GOAL | Type out every line below exactly as it reads.

PROVIDED DATA |
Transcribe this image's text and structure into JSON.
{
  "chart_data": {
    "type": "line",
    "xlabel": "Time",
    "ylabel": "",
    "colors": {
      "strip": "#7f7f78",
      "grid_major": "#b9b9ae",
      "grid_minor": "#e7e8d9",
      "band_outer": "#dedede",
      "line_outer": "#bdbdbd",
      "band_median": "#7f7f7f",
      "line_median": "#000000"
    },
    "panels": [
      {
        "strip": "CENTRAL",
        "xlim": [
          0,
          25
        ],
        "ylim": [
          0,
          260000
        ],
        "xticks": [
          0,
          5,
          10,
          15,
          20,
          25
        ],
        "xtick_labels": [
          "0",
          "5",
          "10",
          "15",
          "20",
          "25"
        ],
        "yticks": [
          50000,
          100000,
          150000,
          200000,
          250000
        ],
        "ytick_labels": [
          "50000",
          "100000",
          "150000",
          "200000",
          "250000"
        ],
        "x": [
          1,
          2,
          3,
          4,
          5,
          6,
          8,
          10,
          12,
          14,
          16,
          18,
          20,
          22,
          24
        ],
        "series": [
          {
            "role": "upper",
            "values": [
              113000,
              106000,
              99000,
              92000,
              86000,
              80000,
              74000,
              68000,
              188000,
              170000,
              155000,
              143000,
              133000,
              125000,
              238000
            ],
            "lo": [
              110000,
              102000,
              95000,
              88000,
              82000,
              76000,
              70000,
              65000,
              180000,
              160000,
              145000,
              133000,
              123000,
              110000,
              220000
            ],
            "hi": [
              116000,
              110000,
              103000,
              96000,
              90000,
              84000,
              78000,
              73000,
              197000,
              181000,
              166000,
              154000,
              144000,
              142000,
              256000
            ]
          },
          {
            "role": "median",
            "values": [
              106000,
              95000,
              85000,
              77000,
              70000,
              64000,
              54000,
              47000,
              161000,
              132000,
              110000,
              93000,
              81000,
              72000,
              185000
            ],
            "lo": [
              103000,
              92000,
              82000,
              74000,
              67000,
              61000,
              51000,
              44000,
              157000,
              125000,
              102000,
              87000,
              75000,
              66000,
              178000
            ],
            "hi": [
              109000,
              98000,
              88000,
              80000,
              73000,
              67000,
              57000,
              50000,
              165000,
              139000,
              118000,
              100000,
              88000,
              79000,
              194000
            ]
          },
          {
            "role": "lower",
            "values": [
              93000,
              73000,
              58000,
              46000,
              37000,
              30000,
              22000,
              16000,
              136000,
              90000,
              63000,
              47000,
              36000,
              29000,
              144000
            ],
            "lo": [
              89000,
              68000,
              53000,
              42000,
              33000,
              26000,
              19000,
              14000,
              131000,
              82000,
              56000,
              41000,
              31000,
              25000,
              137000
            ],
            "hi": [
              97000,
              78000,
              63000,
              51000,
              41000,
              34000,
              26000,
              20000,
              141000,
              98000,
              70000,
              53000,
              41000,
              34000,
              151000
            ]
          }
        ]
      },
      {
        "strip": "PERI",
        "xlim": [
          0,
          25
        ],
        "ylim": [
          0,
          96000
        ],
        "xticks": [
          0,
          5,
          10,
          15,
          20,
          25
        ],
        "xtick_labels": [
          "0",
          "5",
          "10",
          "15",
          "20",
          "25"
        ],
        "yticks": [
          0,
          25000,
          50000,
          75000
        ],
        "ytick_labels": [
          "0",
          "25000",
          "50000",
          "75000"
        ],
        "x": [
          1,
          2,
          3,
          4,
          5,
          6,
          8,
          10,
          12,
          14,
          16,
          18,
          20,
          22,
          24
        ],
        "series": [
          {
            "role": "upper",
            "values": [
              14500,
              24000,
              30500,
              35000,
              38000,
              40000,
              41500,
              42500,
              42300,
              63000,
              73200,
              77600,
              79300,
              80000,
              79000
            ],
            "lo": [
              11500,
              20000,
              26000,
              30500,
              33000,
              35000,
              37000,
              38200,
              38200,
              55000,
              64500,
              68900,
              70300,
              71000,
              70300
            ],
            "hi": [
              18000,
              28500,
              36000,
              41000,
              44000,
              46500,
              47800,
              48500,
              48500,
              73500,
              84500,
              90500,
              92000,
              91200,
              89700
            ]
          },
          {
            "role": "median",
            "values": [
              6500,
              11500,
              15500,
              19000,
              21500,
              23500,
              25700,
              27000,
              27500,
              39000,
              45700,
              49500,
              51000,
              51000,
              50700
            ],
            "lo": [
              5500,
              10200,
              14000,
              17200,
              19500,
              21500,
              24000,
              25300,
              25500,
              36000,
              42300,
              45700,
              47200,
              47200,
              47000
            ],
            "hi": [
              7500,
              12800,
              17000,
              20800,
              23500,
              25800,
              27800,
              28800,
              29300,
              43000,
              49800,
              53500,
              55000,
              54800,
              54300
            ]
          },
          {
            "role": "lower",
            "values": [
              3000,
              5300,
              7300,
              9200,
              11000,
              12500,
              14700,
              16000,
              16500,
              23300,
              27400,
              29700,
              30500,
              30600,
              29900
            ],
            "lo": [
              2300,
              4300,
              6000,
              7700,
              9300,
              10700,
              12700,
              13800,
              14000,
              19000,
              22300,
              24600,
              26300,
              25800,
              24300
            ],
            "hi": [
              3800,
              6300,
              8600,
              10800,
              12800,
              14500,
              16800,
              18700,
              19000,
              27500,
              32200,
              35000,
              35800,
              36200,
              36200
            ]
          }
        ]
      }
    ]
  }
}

SOLUTION TO THIS PROBLEM |
Transcribe this image's text and structure into JSON.
{
  "chart_data": {
    "type": "line",
    "xlabel": "Time",
    "ylabel": "",
    "colors": {
      "strip": "#7f7f78",
      "grid_major": "#b9b9ae",
      "grid_minor": "#e7e8d9",
      "band_outer": "#dedede",
      "line_outer": "#bdbdbd",
      "band_median": "#7f7f7f",
      "line_median": "#000000"
    },
    "panels": [
      {
        "strip": "CENTRAL",
        "xlim": [
          0,
          25
        ],
        "ylim": [
          0,
          260000
        ],
        "xticks": [
          0,
          5,
          10,
          15,
          20,
          25
        ],
        "xtick_labels": [
          "0",
          "5",
          "10",
          "15",
          "20",
          "25"
        ],
        "yticks": [
          50000,
          100000,
          150000,
          200000,
          250000
        ],
        "ytick_labels": [
          "50000",
          "100000",
          "150000",
          "200000",
          "250000"
        ],
        "x": [
          1,
          2,
          3,
          4,
          5,
          6,
          8,
          10,
          12,
          14,
          16,
          18,
          20,
          22,
          24
        ],
        "series": [
          {
            "role": "upper",
            "values": [
              113000,
              106000,
              99000,
              92000,
              86000,
              80000,
              74000,
              68000,
              188000,
              170000,
              155000,
              143000,
              133000,
              125000,
              238000
            ],
            "lo": [
              110000,
              102000,
              95000,
              88000,
              82000,
              76000,
              70000,
              65000,
              180000,
              160000,
              145000,
              133000,
              123000,
              110000,
              220000
            ],
            "hi": [
              116000,
              110000,
              103000,
              96000,
              90000,
              84000,
              78000,
              73000,
              197000,
              181000,
              166000,
              154000,
              144000,
              142000,
              256000
            ]
          },
          {
            "role": "median",
            "values": [
              106000,
              95000,
              85000,
              77000,
              70000,
              64000,
              54000,
              47000,
              161000,
              132000,
              110000,
              93000,
              81000,
              72000,
              185000
            ],
            "lo": [
              103000,
              92000,
              82000,
              74000,
              67000,
              61000,
              51000,
              44000,
              157000,
              125000,
              102000,
              87000,
              75000,
              66000,
              178000
            ],
            "hi": [
              109000,
              98000,
              88000,
              80000,
              73000,
              67000,
              57000,
              50000,
              165000,
              139000,
              118000,
              100000,
              88000,
              79000,
              194000
            ]
          },
          {
            "role": "lower",
            "values": [
              93000,
              73000,
              58000,
              46000,
              37000,
              30000,
              22000,
              16000,
              136000,
              90000,
              63000,
              47000,
              36000,
              29000,
              144000
            ],
            "lo": [
              89000,
              68000,
              53000,
              42000,
              33000,
              26000,
              19000,
              14000,
              131000,
              82000,
              56000,
              41000,
              31000,
              25000,
              137000
            ],
            "hi": [
              97000,
              78000,
              63000,
              51000,
              41000,
              34000,
              26000,
              20000,
              141000,
              98000,
              70000,
              53000,
              41000,
              34000,
              151000
            ]
          }
        ]
      },
      {
        "strip": "PERI",
        "xlim": [
          0,
          25
        ],
        "ylim": [
          0,
          96000
        ],
        "xticks": [
          0,
          5,
          10,
          15,
          20,
          25
        ],
        "xtick_labels": [
          "0",
          "5",
          "10",
          "15",
          "20",
          "25"
        ],
        "yticks": [
          0,
          25000,
          50000,
          75000
        ],
        "ytick_labels": [
          "0",
          "25000",
          "50000",
          "75000"
        ],
        "x": [
          1,
          2,
          3,
          4,
          5,
          6,
          8,
          10,
          12,
          14,
          16,
          18,
          20,
          22,
          24
        ],
        "series": [
          {
            "role": "upper",
            "values": [
              14500,
              24000,
              30500,
              35000,
              38000,
              40000,
              41500,
              42500,
              42300,
              63000,
              73200,
              77600,
              79300,
              80000,
              79000
            ],
            "lo": [
              11500,
              20000,
              26000,
              30500,
              33000,
              35000,
              37000,
              38200,
              38200,
              55000,
              64500,
              68900,
              70300,
              71000,
              70300
            ],
            "hi": [
              18000,
              28500,
              36000,
              41000,
              44000,
              46500,
              47800,
              48500,
              48500,
              73500,
              84500,
              90500,
              92000,
              91200,
              89700
            ]
          },
          {
            "role": "median",
            "values": [
              6500,
              11500,
              15500,
              19000,
              21500,
              23500,
              25700,
              27000,
              27500,
              39000,
              45700,
              49500,
              51000,
              51000,
              50700
            ],
            "lo": [
              5500,
              10200,
              14000,
              17200,
              19500,
              21500,
              24000,
              25300,
              25500,
              36000,
              42300,
              45700,
              47200,
              47200,
              47000
            ],
            "hi": [
              7500,
              12800,
              17000,
              20800,
              23500,
              25800,
              27800,
              28800,
              29300,
              43000,
              49800,
              53500,
              55000,
              54800,
              54300
            ]
          },
          {
            "role": "lower",
            "values": [
              3000,
              5300,
              7300,
              9200,
              11000,
              12500,
              14700,
              16000,
              16500,
              23300,
              27400,
              29700,
              30500,
              30600,
              29900
            ],
            "lo": [
              2300,
              4300,
              6000,
              7700,
              9300,
              10700,
              12700,
              13800,
              14000,
              19000,
              22300,
              24600,
              26300,
              25800,
              24300
            ],
            "hi": [
              3800,
              6300,
              8600,
              10800,
              12800,
              14500,
              16800,
              18700,
              19000,
              27500,
              32200,
              35000,
              35800,
              36200,
              36200
            ]
          }
        ]
      }
    ]
  }
}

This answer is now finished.